Source text >>
=-=-=
Joining us now is Phil Smith. He is the owner
and executive producer at Great Southern TV. Get a Phil good?

Speaker 3 (00:51):
How are you?

Speaker 4 (00:52):
Very good? Thanks? So for one of the main economic
benefits New Zealand gains from offering this kind of rebate.

Speaker 3 (00:59):
Well, it stimulates the economy, creates employment, and I think
the biggest misconception about the rebate is that this money
is given to a producer or a big production company
and sent off sure at the end, but the rebate
is spent one hundred percent on the project. So it's
called the multiplier effect. And so every dollar that the

(01:20):
government gives us. We estimate six dollars is spent in
the New Zealand economy and that six dollars is tax
because it's workers paying their tax as GST and so
it stimulates the economy greatly.

Speaker 4 (01:34):
So as you because they talk about the qualifying New
Zealand production expenditure, so what does that cover? Does that
cover wages, does it cover rent does it Basically they
can only claim the rebate on money spent within the
New Zealand economy. Is that correct?

Speaker 3 (01:51):
That's right, and listeners can be reassured that we're very
heavily audited at the end of the next production. I've
got two at the moment, both over ten million dollars
in terms of the total budget. So yes, that you
have to absolutely spend that money in New Zealand. So
as I say, that money goes into the budget and
is spent, and it's spent on rental cars, toilets, carpenters, cafes,

(02:15):
everything you can imagine. And that's part of our three
point five billion dollar industry. And just to reassure listeners,
this criteria is global. So if you look at white
Lotus and you wonder where it's going next. The first
thing they look at is the rebate. Why did it
go to Italy? The rebate? Why did it go to Thailand?
=-=-=
Items from a dataset >>
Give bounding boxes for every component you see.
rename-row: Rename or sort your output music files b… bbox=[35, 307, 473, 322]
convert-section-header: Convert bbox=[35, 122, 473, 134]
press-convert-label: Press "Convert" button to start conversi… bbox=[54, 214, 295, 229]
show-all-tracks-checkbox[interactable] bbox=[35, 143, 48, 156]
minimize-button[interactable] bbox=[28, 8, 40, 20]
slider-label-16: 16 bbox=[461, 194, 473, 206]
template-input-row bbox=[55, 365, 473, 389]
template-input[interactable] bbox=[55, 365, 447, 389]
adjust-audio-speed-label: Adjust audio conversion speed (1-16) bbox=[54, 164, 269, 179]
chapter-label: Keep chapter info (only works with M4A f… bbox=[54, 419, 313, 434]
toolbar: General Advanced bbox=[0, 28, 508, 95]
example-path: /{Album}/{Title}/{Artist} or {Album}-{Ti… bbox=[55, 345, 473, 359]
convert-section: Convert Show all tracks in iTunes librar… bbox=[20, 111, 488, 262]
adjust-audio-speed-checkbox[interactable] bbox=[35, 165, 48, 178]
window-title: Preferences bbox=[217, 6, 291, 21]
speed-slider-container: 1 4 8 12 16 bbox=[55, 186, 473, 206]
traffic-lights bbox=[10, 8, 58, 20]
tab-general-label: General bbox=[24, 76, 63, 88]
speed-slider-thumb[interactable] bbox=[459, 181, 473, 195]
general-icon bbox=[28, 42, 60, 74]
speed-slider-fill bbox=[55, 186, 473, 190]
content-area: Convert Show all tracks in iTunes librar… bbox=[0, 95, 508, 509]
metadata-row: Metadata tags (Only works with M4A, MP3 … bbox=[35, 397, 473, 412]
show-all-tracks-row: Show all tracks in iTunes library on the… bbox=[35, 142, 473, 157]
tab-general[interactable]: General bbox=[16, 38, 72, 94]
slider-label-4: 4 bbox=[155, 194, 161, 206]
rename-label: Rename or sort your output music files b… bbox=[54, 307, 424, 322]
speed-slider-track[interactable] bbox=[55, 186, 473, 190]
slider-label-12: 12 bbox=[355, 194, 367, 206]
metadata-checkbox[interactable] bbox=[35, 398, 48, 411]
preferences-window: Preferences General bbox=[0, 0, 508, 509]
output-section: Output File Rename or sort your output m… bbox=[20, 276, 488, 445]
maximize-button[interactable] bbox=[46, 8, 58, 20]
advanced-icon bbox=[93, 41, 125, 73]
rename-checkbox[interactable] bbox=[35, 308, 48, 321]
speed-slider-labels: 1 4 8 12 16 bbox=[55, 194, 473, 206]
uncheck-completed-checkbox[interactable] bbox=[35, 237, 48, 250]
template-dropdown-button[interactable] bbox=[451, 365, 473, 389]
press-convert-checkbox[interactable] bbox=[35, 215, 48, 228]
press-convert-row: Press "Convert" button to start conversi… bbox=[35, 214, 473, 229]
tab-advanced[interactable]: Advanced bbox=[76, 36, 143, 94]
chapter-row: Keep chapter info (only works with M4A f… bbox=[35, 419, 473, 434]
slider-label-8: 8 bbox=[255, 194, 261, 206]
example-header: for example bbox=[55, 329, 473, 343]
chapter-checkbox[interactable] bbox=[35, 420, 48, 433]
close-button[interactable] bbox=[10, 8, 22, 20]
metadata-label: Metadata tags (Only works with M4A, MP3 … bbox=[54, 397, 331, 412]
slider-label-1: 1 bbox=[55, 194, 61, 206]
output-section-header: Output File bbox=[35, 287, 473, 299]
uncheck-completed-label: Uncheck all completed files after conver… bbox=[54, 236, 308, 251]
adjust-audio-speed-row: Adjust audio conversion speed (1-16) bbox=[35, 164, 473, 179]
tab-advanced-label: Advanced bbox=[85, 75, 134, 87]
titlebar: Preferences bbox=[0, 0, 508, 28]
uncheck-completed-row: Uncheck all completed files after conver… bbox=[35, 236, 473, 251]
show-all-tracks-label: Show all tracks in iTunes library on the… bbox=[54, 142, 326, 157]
=-=-=
What to work on >>
(a) Could you transcribe the interview on New Zealand's screen production rebate, everything from "Joining us now" down to "kind of rebate."?
(b) Can you go on with the interview on New Zealand's screen production rebate from the point where it stops?

The responses >>
(a)
Joining us now is Phil Smith. He is the owner
and executive producer at Great Southern TV. Get a Phil good?

Speaker 3 (00:51):
How are you?

Speaker 4 (00:52):
Very good? Thanks? So for one of the main economic
benefits New Zealand gains from offering this kind of rebate.

(b)
The rebate? Why do people come here the rebate? So

(02:38):
does the global phenomenon. It's not just us doing something silly,
and if we stop doing it, then the producers will
simply go to Romania or South Africa or Australia and
we'll lose a three point five billion dollar industry that
is projected to grow to five billion and be bigger
than wool and wood. So you know, it's a good thing.

Speaker 4 (02:59):
So how does New Zealands instead of scheme compare to
those of the other countries.

Speaker 3 (03:05):
Well, we're actually pretty similar our scheme it's very attractive,
but people want to come here for other reasons other
than the rebate. There's our crews and our scenery. Like
New Zealand is just seen as world class in terms
of what we offer. Spain has the highest, they sit
at about forty to fifty percent. New Zealand's it's mid table.

(03:29):
We're very similar to Australia, we're very similar to South
Africa and some colors, but we're mid table.

Speaker 4 (03:39):
So just to clarify, so the government, you know, the
headlines are, the government commits five hundred and seventy seven
million to boost New Zealand's film and television industry. So
the company come here, they form what is a special
purpose vehicle, so that the company's offices are here and
it's a special company that's set up just for the production.
Once they spend all the money first. Is this correct?

(04:00):
They spend all the money first, and then and then
they get the rebate back as opposed to a grant
being given to them at the start of the production.

Speaker 3 (04:10):
It's not a big fat cat hand, that's right. They
get given they're kind of given a preliminary approval saying
that yes, if you are projected to spend that money,
at the end, will audit you, and if you provedly
spent that money in New Zealand will be debated. But
the money has already been spent in our economy, so

(04:31):
it's been spent everywhere. So at the end, there's no
check that goes to Hollywood. And that's the misconception that
everyone has is that at the end, someone goes, great,
here's the rebate, We're sending it off to Los Angeles.
Doesn't happen. It's already been spent here in all those
people we know in our families and we know around
New Zealand who are working within the production.

Speaker 2 (04:51):
Great answers for what would you say, because we're gtting
a few texts to this regard that we get the
film rebate, and you've explained very well, while that's of
immense value to New Zealand, but why shouldn't other industries
get rebates as well? In the same vein.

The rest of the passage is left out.